**Tasks and exercises**
a) Rewrite the paragraph beginning "This description seems to have originated" from the Ideal Schottische page as a short bulleted list, keeping its main facts.
b) In the Ideal Schottische page, how many side steps do dancers take in bars 1 to 4, and in which direction?

**Selected passage**
>> start
The annotated Ideal Schottische

There are not so many couple dances done at eCeilidh events, it's not unusual to find a Rozsa waltz nowadays but the Ideal Schottische also has a well established place in the repertoire even if it is not quite as popular as it was previously

The music is an eight-bar hornpipe or schottische, so something twice as long as a normal French/Breton schottische. It can be anything from crisp and bouncy to slow and slinky

This description seems to have originated from some Hemlock Cock and Bull sleeve notes (All Buttoned Up, 1981) and appears as one of the couple dances in Brian Scowcroft's County Dance collection. (The Australian Heritage's Bush Dance pages include it and there's a variation on the Committee Band's It's about time CD)

The Dance:

A music, bars 1 to 4: Dance 3 side steps to man's left (anticlockwise). On 4th step let go leading hand, bring trailing hand forward so you are back to back with your partner. Keep going anticlockwise and dance a double step (1,2,3 hop)
>> end
**Data segment**
>> start
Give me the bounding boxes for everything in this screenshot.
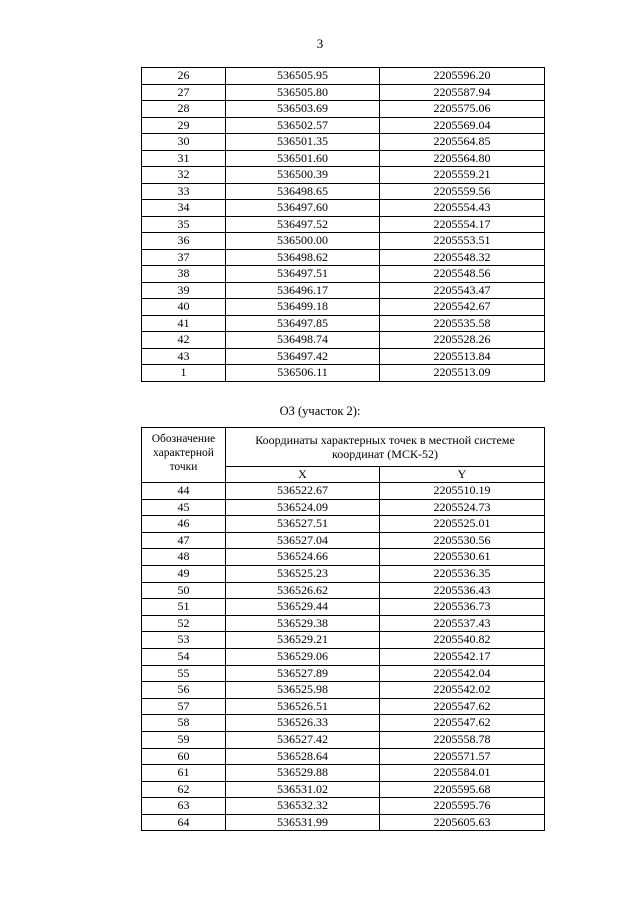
>> end
**Expected outputs**
a)
- The description seems to come from Hemlock Cock and Bull sleeve notes (All Buttoned Up, 1981).
- It appears among the couple dances in Brian Scowcroft's County Dance collection.
- The Australian Heritage's Bush Dance pages include it.
- A variation appears on the Committee Band's It's about time CD.

b) They take 3 side steps to the man's left, which is anticlockwise.